Problem to work on → The entries below are to be written out again without alteration.
--
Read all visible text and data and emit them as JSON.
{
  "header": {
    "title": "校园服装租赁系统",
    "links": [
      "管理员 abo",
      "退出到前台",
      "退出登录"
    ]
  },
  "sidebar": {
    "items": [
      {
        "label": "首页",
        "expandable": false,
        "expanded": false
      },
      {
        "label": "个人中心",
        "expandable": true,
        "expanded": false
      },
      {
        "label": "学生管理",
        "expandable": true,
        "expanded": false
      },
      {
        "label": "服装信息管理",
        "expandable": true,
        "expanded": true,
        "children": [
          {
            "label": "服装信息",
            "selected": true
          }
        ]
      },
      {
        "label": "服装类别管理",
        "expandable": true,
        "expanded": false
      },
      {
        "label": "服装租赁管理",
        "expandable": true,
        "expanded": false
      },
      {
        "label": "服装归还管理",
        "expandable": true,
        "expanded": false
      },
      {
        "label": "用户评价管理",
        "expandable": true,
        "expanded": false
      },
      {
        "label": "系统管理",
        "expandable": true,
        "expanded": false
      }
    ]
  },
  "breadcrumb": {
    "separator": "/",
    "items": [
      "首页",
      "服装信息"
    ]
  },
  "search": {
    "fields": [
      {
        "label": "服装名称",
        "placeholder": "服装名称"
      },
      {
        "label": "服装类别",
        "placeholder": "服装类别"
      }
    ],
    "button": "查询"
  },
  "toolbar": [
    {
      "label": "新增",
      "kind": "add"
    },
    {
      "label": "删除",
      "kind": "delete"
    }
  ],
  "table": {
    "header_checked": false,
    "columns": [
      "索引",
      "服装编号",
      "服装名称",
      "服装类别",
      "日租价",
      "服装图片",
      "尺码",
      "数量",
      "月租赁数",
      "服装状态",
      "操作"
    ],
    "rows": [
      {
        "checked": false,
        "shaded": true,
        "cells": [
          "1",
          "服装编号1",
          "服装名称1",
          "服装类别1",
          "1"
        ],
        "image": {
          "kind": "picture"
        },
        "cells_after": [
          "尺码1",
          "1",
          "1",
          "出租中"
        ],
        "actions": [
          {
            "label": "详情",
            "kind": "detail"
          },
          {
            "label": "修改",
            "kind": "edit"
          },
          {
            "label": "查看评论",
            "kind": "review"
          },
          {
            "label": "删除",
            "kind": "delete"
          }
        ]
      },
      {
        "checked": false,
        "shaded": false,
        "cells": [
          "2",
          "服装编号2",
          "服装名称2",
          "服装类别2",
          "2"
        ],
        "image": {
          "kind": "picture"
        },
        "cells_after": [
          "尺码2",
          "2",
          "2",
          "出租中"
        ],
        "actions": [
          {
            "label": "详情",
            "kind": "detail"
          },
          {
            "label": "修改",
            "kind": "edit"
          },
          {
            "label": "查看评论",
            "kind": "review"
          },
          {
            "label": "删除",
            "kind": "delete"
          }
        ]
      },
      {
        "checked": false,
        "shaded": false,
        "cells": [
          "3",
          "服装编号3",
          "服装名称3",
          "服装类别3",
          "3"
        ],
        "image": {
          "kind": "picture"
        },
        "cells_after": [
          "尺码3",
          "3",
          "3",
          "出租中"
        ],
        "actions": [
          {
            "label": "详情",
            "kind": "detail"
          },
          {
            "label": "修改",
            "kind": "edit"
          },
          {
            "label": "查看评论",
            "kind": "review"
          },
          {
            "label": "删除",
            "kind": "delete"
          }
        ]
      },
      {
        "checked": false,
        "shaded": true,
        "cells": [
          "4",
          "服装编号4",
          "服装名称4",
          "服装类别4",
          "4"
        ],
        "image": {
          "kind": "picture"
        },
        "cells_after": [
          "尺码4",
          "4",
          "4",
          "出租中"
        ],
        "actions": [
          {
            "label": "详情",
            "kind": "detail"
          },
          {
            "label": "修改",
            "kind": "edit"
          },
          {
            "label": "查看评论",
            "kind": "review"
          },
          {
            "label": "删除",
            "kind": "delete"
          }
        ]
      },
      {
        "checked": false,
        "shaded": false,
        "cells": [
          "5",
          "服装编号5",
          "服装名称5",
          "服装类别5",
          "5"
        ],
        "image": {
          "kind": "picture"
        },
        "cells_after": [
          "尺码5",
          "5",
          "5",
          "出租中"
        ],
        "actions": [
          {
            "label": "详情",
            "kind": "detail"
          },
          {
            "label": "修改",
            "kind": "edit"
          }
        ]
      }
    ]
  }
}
--
Exercise answer →
Read all visible text and data and emit them as JSON.
{
  "header": {
    "title": "校园服装租赁系统",
    "links": [
      "管理员 abo",
      "退出到前台",
      "退出登录"
    ]
  },
  "sidebar": {
    "items": [
      {
        "label": "首页",
        "expandable": false,
        "expanded": false
      },
      {
        "label": "个人中心",
        "expandable": true,
        "expanded": false
      },
      {
        "label": "学生管理",
        "expandable": true,
        "expanded": false
      },
      {
        "label": "服装信息管理",
        "expandable": true,
        "expanded": true,
        "children": [
          {
            "label": "服装信息",
            "selected": true
          }
        ]
      },
      {
        "label": "服装类别管理",
        "expandable": true,
        "expanded": false
      },
      {
        "label": "服装租赁管理",
        "expandable": true,
        "expanded": false
      },
      {
        "label": "服装归还管理",
        "expandable": true,
        "expanded": false
      },
      {
        "label": "用户评价管理",
        "expandable": true,
        "expanded": false
      },
      {
        "label": "系统管理",
        "expandable": true,
        "expanded": false
      }
    ]
  },
  "breadcrumb": {
    "separator": "/",
    "items": [
      "首页",
      "服装信息"
    ]
  },
  "search": {
    "fields": [
      {
        "label": "服装名称",
        "placeholder": "服装名称"
      },
      {
        "label": "服装类别",
        "placeholder": "服装类别"
      }
    ],
    "button": "查询"
  },
  "toolbar": [
    {
      "label": "新增",
      "kind": "add"
    },
    {
      "label": "删除",
      "kind": "delete"
    }
  ],
  "table": {
    "header_checked": false,
    "columns": [
      "索引",
      "服装编号",
      "服装名称",
      "服装类别",
      "日租价",
      "服装图片",
      "尺码",
      "数量",
      "月租赁数",
      "服装状态",
      "操作"
    ],
    "rows": [
      {
        "checked": false,
        "shaded": true,
        "cells": [
          "1",
          "服装编号1",
          "服装名称1",
          "服装类别1",
          "1"
        ],
        "image": {
          "kind": "picture"
        },
        "cells_after": [
          "尺码1",
          "1",
          "1",
          "出租中"
        ],
        "actions": [
          {
            "label": "详情",
            "kind": "detail"
          },
          {
            "label": "修改",
            "kind": "edit"
          },
          {
            "label": "查看评论",
            "kind": "review"
          },
          {
            "label": "删除",
            "kind": "delete"
          }
        ]
      },
      {
        "checked": false,
        "shaded": false,
        "cells": [
          "2",
          "服装编号2",
          "服装名称2",
          "服装类别2",
          "2"
        ],
        "image": {
          "kind": "picture"
        },
        "cells_after": [
          "尺码2",
          "2",
          "2",
          "出租中"
        ],
        "actions": [
          {
            "label": "详情",
            "kind": "detail"
          },
          {
            "label": "修改",
            "kind": "edit"
          },
          {
            "label": "查看评论",
            "kind": "review"
          },
          {
            "label": "删除",
            "kind": "delete"
          }
        ]
      },
      {
        "checked": false,
        "shaded": false,
        "cells": [
          "3",
          "服装编号3",
          "服装名称3",
          "服装类别3",
          "3"
        ],
        "image": {
          "kind": "picture"
        },
        "cells_after": [
          "尺码3",
          "3",
          "3",
          "出租中"
        ],
        "actions": [
          {
            "label": "详情",
            "kind": "detail"
          },
          {
            "label": "修改",
            "kind": "edit"
          },
          {
            "label": "查看评论",
            "kind": "review"
          },
          {
            "label": "删除",
            "kind": "delete"
          }
        ]
      },
      {
        "checked": false,
        "shaded": true,
        "cells": [
          "4",
          "服装编号4",
          "服装名称4",
          "服装类别4",
          "4"
        ],
        "image": {
          "kind": "picture"
        },
        "cells_after": [
          "尺码4",
          "4",
          "4",
          "出租中"
        ],
        "actions": [
          {
            "label": "详情",
            "kind": "detail"
          },
          {
            "label": "修改",
            "kind": "edit"
          },
          {
            "label": "查看评论",
            "kind": "review"
          },
          {
            "label": "删除",
            "kind": "delete"
          }
        ]
      },
      {
        "checked": false,
        "shaded": false,
        "cells": [
          "5",
          "服装编号5",
          "服装名称5",
          "服装类别5",
          "5"
        ],
        "image": {
          "kind": "picture"
        },
        "cells_after": [
          "尺码5",
          "5",
          "5",
          "出租中"
        ],
        "actions": [
          {
            "label": "详情",
            "kind": "detail"
          },
          {
            "label": "修改",
            "kind": "edit"
          }
        ]
      }
    ]
  }
}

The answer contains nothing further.